## BEGIN Information given
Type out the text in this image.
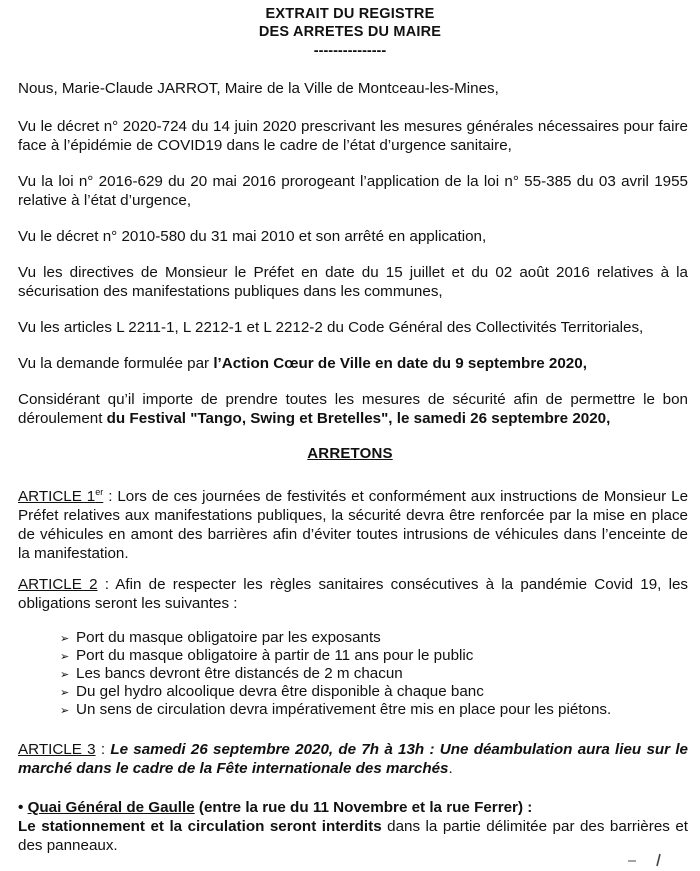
EXTRAIT DU REGISTRE
DES ARRETES DU MAIRE
---------------
Nous, Marie-Claude JARROT, Maire de la Ville de Montceau-les-Mines,
Vu le décret n° 2020-724 du 14 juin 2020 prescrivant les mesures générales nécessaires pour faire face à l’épidémie de COVID19 dans le cadre de l’état d’urgence sanitaire,
Vu la loi n° 2016-629 du 20 mai 2016 prorogeant l’application de la loi n° 55-385 du 03 avril 1955 relative à l’état d’urgence,
Vu le décret n° 2010-580 du 31 mai 2010 et son arrêté en application,
Vu les directives de Monsieur le Préfet en date du 15 juillet et du 02 août 2016 relatives à la sécurisation des manifestations publiques dans les communes,
Vu les articles L 2211-1, L 2212-1 et L 2212-2 du Code Général des Collectivités Territoriales,
Vu la demande formulée par l’Action Cœur de Ville en date du 9 septembre 2020,
Considérant qu’il importe de prendre toutes les mesures de sécurité afin de permettre le bon déroulement du Festival "Tango, Swing et Bretelles", le samedi 26 septembre 2020,
ARRETONS
ARTICLE 1er : Lors de ces journées de festivités et conformément aux instructions de Monsieur Le Préfet relatives aux manifestations publiques, la sécurité devra être renforcée par la mise en place de véhicules en amont des barrières afin d’éviter toutes intrusions de véhicules dans l’enceinte de la manifestation.
ARTICLE 2 : Afin de respecter les règles sanitaires consécutives à la pandémie Covid 19, les obligations seront les suivantes :
➢ Port du masque obligatoire par les exposants
➢ Port du masque obligatoire à partir de 11 ans pour le public
➢ Les bancs devront être distancés de 2 m chacun
➢ Du gel hydro alcoolique devra être disponible à chaque banc
➢ Un sens de circulation devra impérativement être mis en place pour les piétons.
ARTICLE 3 : Le samedi 26 septembre 2020, de 7h à 13h : Une déambulation aura lieu sur le marché dans le cadre de la Fête internationale des marchés.
• Quai Général de Gaulle (entre la rue du 11 Novembre et la rue Ferrer) :
Le stationnement et la circulation seront interdits dans la partie délimitée par des barrières et des panneaux.
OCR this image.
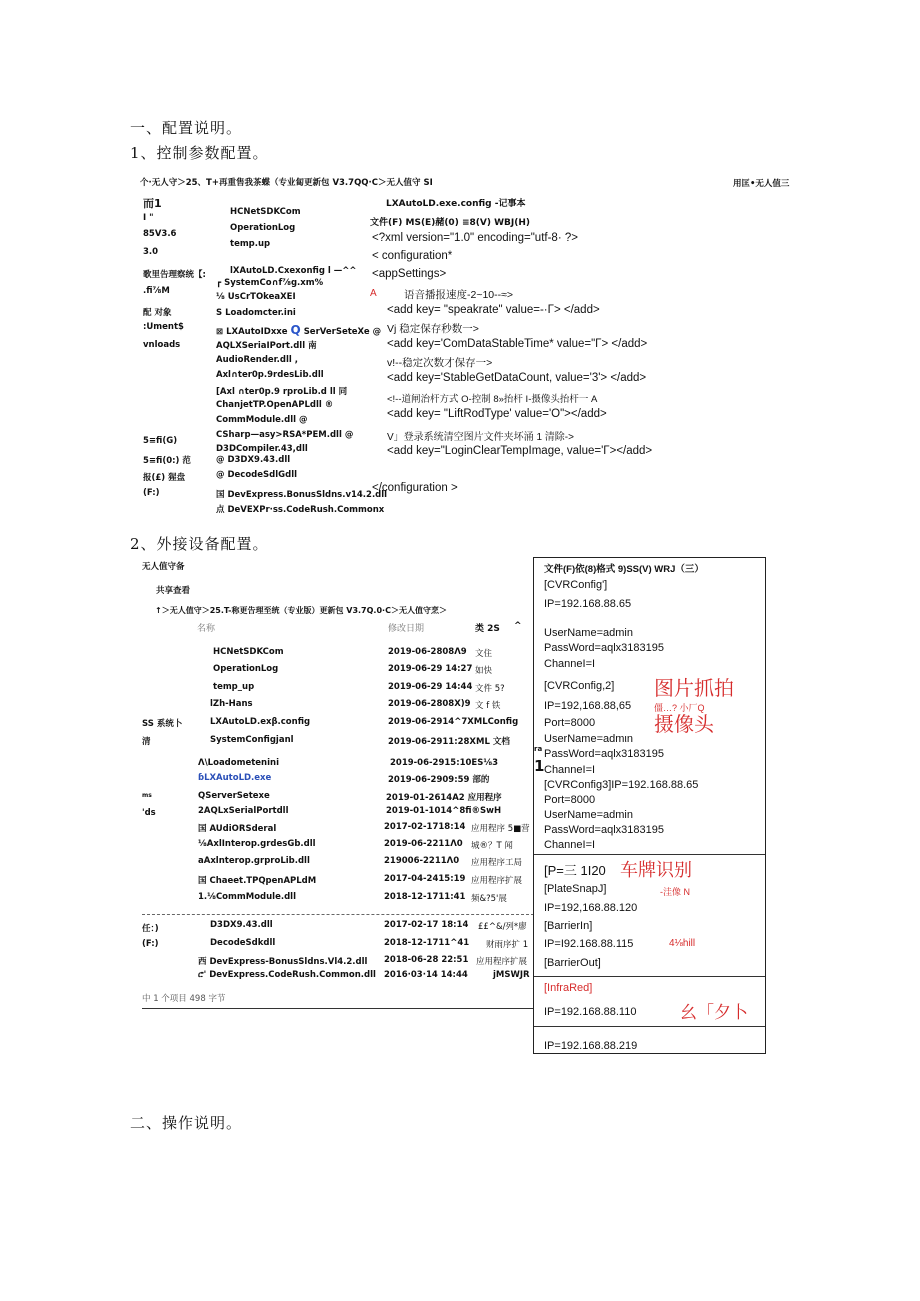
一、配置说明。
1、控制参数配置。
个·无人守＞25、T+再重售我茶蝶（专业匐更新包 V3.7QQ·C＞无人值守 SI	用匡•无人值三
而1
I "
85V3.6
3.0
歌里告理察统【:
.fi⅞M
配 对象
:Ument$
vnloads
5≡fi(G)
5≡fi(0:) 范
报(£) 猩盘
(F:)
HCNetSDKCom
OperationLog
temp.up
lXAutoLD.Cxexonfig l —^^
┏ SystemCo∩f⅞g.xm%
⅛ UsCrTOkeaXEI
S Loadomcter.ini
⊠ LXAutoIDxxe Q SerVerSeteXe @
AQLXSeriaIPort.dll 南
AudioRender.dll ,
Axl∩ter0p.9rdesLib.dll
[Axl ∩ter0p.9 rproLib.d ll 同
ChanjetTP.OpenAPLdll ®
CommModule.dll @
CSharp—asy>RSA*PEM.dll @
D3DCompiler.43,dll
@ D3DX9.43.dll
@ DecodeSdlGdll
国 DevExpress.BonusSldns.v14.2.dll
点 DeVEXPr·ss.CodeRush.Commonx
LXAutoLD.exe.config -记事本
文件(F) MS(E)赭(0) ≡8(V) WBJ(H)
<?xml version="1.0" encoding="utf-8· ?>
< configuration*
<appSettings>
A	语音播报速度-2~10--≈>
<add key= "speakrate" value=-·Γ> </add>
Vj 稳定保存秒数一>
<add key='ComDataStableTime* value="Γ> </add>
v!--稳定次数才保存一>
<add key='StableGetDataCount, value='3'> </add>
<!--道闸治杆方式 O-控制 8»抬杆 I-摄像头抬杆一 A
<add key= "LiftRodType' value='O"></add>
V」登录系统清空图片文件夹坏涌 1 清除->
<add key="LoginClearTempImage, value='Γ></add>
</configuration >
2、外接设备配置。
无人值守备
共享查看
↑＞无人值守＞25.T-称更告理至统（专业版）更新包 V3.7Q.0·C＞无人值守烹＞
名称	修改日期	类 2S ^
SS 系统卜
清
ra
1
ms
'ds
任：)
(F:)
HCNetSDKCom	2019-06-2808Λ9 文住
OperationLog	2019-06-29 14:27 如快
temp_up	2019-06-29 14:44 文件 5?
lZh-Hans	2019-06-2808X)9 文 f 铁
LXAutoLD.exβ.config	2019-06-2914^7XMLConfig
SystemConfigjanl	2019-06-2911:28XML 文档
Λ\Loadometenini	2019-06-2915:10ES⅛3
ɓLXAutoLD.exe	2019-06-2909:59 部的
QServerSetexe	2019-01-2614A2 应用程序
2AQLxSerialPortdll	2019-01-1014^8fi®SwH
国 AUdiORSderal	2017-02-1718:14 应用程序 5■营
⅛AxlInterop.grdesGb.dll	2019-06-2211Λ0 城®？T 闻
aAxlnterop.grproLib.dll	219006-2211Λ0 应用程序工局
国 Chaeet.TPQpenAPLdM	2017-04-2415:19 应用程序扩展
1.⅛CommModule.dll	2018-12-1711:41 频&?5'展
D3DX9.43.dll	2017-02-17 18:14 ££^&/列*廖
DecodeSdkdll	2018-12-1711^41 财雨序扩 1
西 DevExpress-BonusSldns.Vl4.2.dll 2018-06-28 22:51 应用程序扩展
ሮ' DevExpress.CodeRush.Common.dll 2016·03·14 14:44	jMSWJR
中 1 个项目 498 字节
文件(F)依(8)格式 9)SS(V) WRJ（三）
[CVRConfig']
IP=192.168.88.65
UserName=admin
PassWord=aqlx3183195
ChanneI=I
[CVRConfig,2]
IP=192,168.88,65
Port=8000
UserName=admιn
PassWord=aqlx3183195
ChanneI=I
[CVRConfig3]IP=192.168.88.65
Port=8000
UserName=admin
PassWord=aqlx3183195
ChanneI=I
[P=三 1I20
[PlateSnapJ]
IP=192,168.88.120
[BarrierIn]
IP=I92.168.88.115
[BarrierOut]
[InfraRed]
IP=192.168.88.110
IP=192.168.88.219
图片抓拍
僵…? 小厂Q
摄像头
车牌识别
-洼像 N
4⅛hill
幺「夕卜
二、操作说明。
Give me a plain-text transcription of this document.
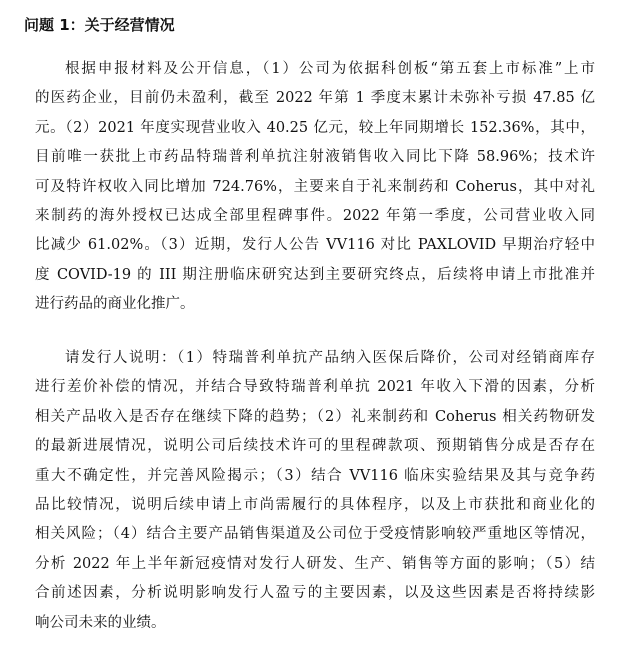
问题 1：关于经营情况
根据申报材料及公开信息，（1）公司为依据科创板“第五套上市标准”上市
的医药企业，目前仍未盈利，截至 2022 年第 1 季度末累计未弥补亏损 47.85 亿
元。（2）2021 年度实现营业收入 40.25 亿元，较上年同期增长 152.36%，其中，
目前唯一获批上市药品特瑞普利单抗注射液销售收入同比下降 58.96%；技术许
可及特许权收入同比增加 724.76%，主要来自于礼来制药和 Coherus，其中对礼
来制药的海外授权已达成全部里程碑事件。2022 年第一季度，公司营业收入同
比减少 61.02%。（3）近期，发行人公告 VV116 对比 PAXLOVID 早期治疗轻中
度 COVID-19 的 III 期注册临床研究达到主要研究终点，后续将申请上市批准并
进行药品的商业化推广。
请发行人说明：（1）特瑞普利单抗产品纳入医保后降价，公司对经销商库存
进行差价补偿的情况，并结合导致特瑞普利单抗 2021 年收入下滑的因素，分析
相关产品收入是否存在继续下降的趋势；（2）礼来制药和 Coherus 相关药物研发
的最新进展情况，说明公司后续技术许可的里程碑款项、预期销售分成是否存在
重大不确定性，并完善风险揭示；（3）结合 VV116 临床实验结果及其与竞争药
品比较情况，说明后续申请上市尚需履行的具体程序，以及上市获批和商业化的
相关风险；（4）结合主要产品销售渠道及公司位于受疫情影响较严重地区等情况，
分析 2022 年上半年新冠疫情对发行人研发、生产、销售等方面的影响；（5）结
合前述因素，分析说明影响发行人盈亏的主要因素，以及这些因素是否将持续影
响公司未来的业绩。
## END Information given
Omit all pictures while transcribing the entries verbatim.

Type out the text in this image.
EXTRAIT DU REGISTRE
DES ARRETES DU MAIRE
---------------
Nous, Marie-Claude JARROT, Maire de la Ville de Montceau-les-Mines,
Vu le décret n° 2020-724 du 14 juin 2020 prescrivant les mesures générales nécessaires pour faire face à l’épidémie de COVID19 dans le cadre de l’état d’urgence sanitaire,
Vu la loi n° 2016-629 du 20 mai 2016 prorogeant l’application de la loi n° 55-385 du 03 avril 1955 relative à l’état d’urgence,
Vu le décret n° 2010-580 du 31 mai 2010 et son arrêté en application,
Vu les directives de Monsieur le Préfet en date du 15 juillet et du 02 août 2016 relatives à la sécurisation des manifestations publiques dans les communes,
Vu les articles L 2211-1, L 2212-1 et L 2212-2 du Code Général des Collectivités Territoriales,
Vu la demande formulée par l’Action Cœur de Ville en date du 9 septembre 2020,
Considérant qu’il importe de prendre toutes les mesures de sécurité afin de permettre le bon déroulement du Festival "Tango, Swing et Bretelles", le samedi 26 septembre 2020,
ARRETONS
ARTICLE 1er : Lors de ces journées de festivités et conformément aux instructions de Monsieur Le Préfet relatives aux manifestations publiques, la sécurité devra être renforcée par la mise en place de véhicules en amont des barrières afin d’éviter toutes intrusions de véhicules dans l’enceinte de la manifestation.
ARTICLE 2 : Afin de respecter les règles sanitaires consécutives à la pandémie Covid 19, les obligations seront les suivantes :
➢ Port du masque obligatoire par les exposants
➢ Port du masque obligatoire à partir de 11 ans pour le public
➢ Les bancs devront être distancés de 2 m chacun
➢ Du gel hydro alcoolique devra être disponible à chaque banc
➢ Un sens de circulation devra impérativement être mis en place pour les piétons.
ARTICLE 3 : Le samedi 26 septembre 2020, de 7h à 13h : Une déambulation aura lieu sur le marché dans le cadre de la Fête internationale des marchés.
• Quai Général de Gaulle (entre la rue du 11 Novembre et la rue Ferrer) :
Le stationnement et la circulation seront interdits dans la partie délimitée par des barrières et des panneaux.
OCR this image.
一、配置说明。
1、控制参数配置。
个·无人守＞25、T+再重售我茶蝶（专业匐更新包 V3.7QQ·C＞无人值守 SI	用匡•无人值三
而1
I "
85V3.6
3.0
歌里告理察统【:
.fi⅞M
配 对象
:Ument$
vnloads
5≡fi(G)
5≡fi(0:) 范
报(£) 猩盘
(F:)
HCNetSDKCom
OperationLog
temp.up
lXAutoLD.Cxexonfig l —^^
┏ SystemCo∩f⅞g.xm%
⅛ UsCrTOkeaXEI
S Loadomcter.ini
⊠ LXAutoIDxxe Q SerVerSeteXe @
AQLXSeriaIPort.dll 南
AudioRender.dll ,
Axl∩ter0p.9rdesLib.dll
[Axl ∩ter0p.9 rproLib.d ll 同
ChanjetTP.OpenAPLdll ®
CommModule.dll @
CSharp—asy>RSA*PEM.dll @
D3DCompiler.43,dll
@ D3DX9.43.dll
@ DecodeSdlGdll
国 DevExpress.BonusSldns.v14.2.dll
点 DeVEXPr·ss.CodeRush.Commonx
LXAutoLD.exe.config -记事本
文件(F) MS(E)赭(0) ≡8(V) WBJ(H)
<?xml version="1.0" encoding="utf-8· ?>
< configuration*
<appSettings>
A	语音播报速度-2~10--≈>
<add key= "speakrate" value=-·Γ> </add>
Vj 稳定保存秒数一>
<add key='ComDataStableTime* value="Γ> </add>
v!--稳定次数才保存一>
<add key='StableGetDataCount, value='3'> </add>
<!--道闸治杆方式 O-控制 8»抬杆 I-摄像头抬杆一 A
<add key= "LiftRodType' value='O"></add>
V」登录系统清空图片文件夹坏涌 1 清除->
<add key="LoginClearTempImage, value='Γ></add>
</configuration >
2、外接设备配置。
无人值守备
共享查看
↑＞无人值守＞25.T-称更告理至统（专业版）更新包 V3.7Q.0·C＞无人值守烹＞
名称	修改日期	类 2S ^
SS 系统卜
清
ra
1
ms
'ds
任：)
(F:)
HCNetSDKCom	2019-06-2808Λ9 文住
OperationLog	2019-06-29 14:27 如快
temp_up	2019-06-29 14:44 文件 5?
lZh-Hans	2019-06-2808X)9 文 f 铁
LXAutoLD.exβ.config	2019-06-2914^7XMLConfig
SystemConfigjanl	2019-06-2911:28XML 文档
Λ\Loadometenini	2019-06-2915:10ES⅛3
ɓLXAutoLD.exe	2019-06-2909:59 部的
QServerSetexe	2019-01-2614A2 应用程序
2AQLxSerialPortdll	2019-01-1014^8fi®SwH
国 AUdiORSderal	2017-02-1718:14 应用程序 5■营
⅛AxlInterop.grdesGb.dll	2019-06-2211Λ0 城®？T 闻
aAxlnterop.grproLib.dll	219006-2211Λ0 应用程序工局
国 Chaeet.TPQpenAPLdM	2017-04-2415:19 应用程序扩展
1.⅛CommModule.dll	2018-12-1711:41 频&?5'展
D3DX9.43.dll	2017-02-17 18:14 ££^&/列*廖
DecodeSdkdll	2018-12-1711^41 财雨序扩 1
西 DevExpress-BonusSldns.Vl4.2.dll 2018-06-28 22:51 应用程序扩展
ሮ' DevExpress.CodeRush.Common.dll 2016·03·14 14:44	jMSWJR
中 1 个项目 498 字节
文件(F)依(8)格式 9)SS(V) WRJ（三）
[CVRConfig']
IP=192.168.88.65
UserName=admin
PassWord=aqlx3183195
ChanneI=I
[CVRConfig,2]
IP=192,168.88,65
Port=8000
UserName=admιn
PassWord=aqlx3183195
ChanneI=I
[CVRConfig3]IP=192.168.88.65
Port=8000
UserName=admin
PassWord=aqlx3183195
ChanneI=I
[P=三 1I20
[PlateSnapJ]
IP=192,168.88.120
[BarrierIn]
IP=I92.168.88.115
[BarrierOut]
[InfraRed]
IP=192.168.88.110
IP=192.168.88.219
图片抓拍
僵…? 小厂Q
摄像头
车牌识别
-洼像 N
4⅛hill
幺「夕卜
二、操作说明。
Give me a plain-text transcription of this document.
问题 1：关于经营情况
根据申报材料及公开信息，（1）公司为依据科创板“第五套上市标准”上市
的医药企业，目前仍未盈利，截至 2022 年第 1 季度末累计未弥补亏损 47.85 亿
元。（2）2021 年度实现营业收入 40.25 亿元，较上年同期增长 152.36%，其中，
目前唯一获批上市药品特瑞普利单抗注射液销售收入同比下降 58.96%；技术许
可及特许权收入同比增加 724.76%，主要来自于礼来制药和 Coherus，其中对礼
来制药的海外授权已达成全部里程碑事件。2022 年第一季度，公司营业收入同
比减少 61.02%。（3）近期，发行人公告 VV116 对比 PAXLOVID 早期治疗轻中
度 COVID-19 的 III 期注册临床研究达到主要研究终点，后续将申请上市批准并
进行药品的商业化推广。
请发行人说明：（1）特瑞普利单抗产品纳入医保后降价，公司对经销商库存
进行差价补偿的情况，并结合导致特瑞普利单抗 2021 年收入下滑的因素，分析
相关产品收入是否存在继续下降的趋势；（2）礼来制药和 Coherus 相关药物研发
的最新进展情况，说明公司后续技术许可的里程碑款项、预期销售分成是否存在
重大不确定性，并完善风险揭示；（3）结合 VV116 临床实验结果及其与竞争药
品比较情况，说明后续申请上市尚需履行的具体程序，以及上市获批和商业化的
相关风险；（4）结合主要产品销售渠道及公司位于受疫情影响较严重地区等情况，
分析 2022 年上半年新冠疫情对发行人研发、生产、销售等方面的影响；（5）结
合前述因素，分析说明影响发行人盈亏的主要因素，以及这些因素是否将持续影
响公司未来的业绩。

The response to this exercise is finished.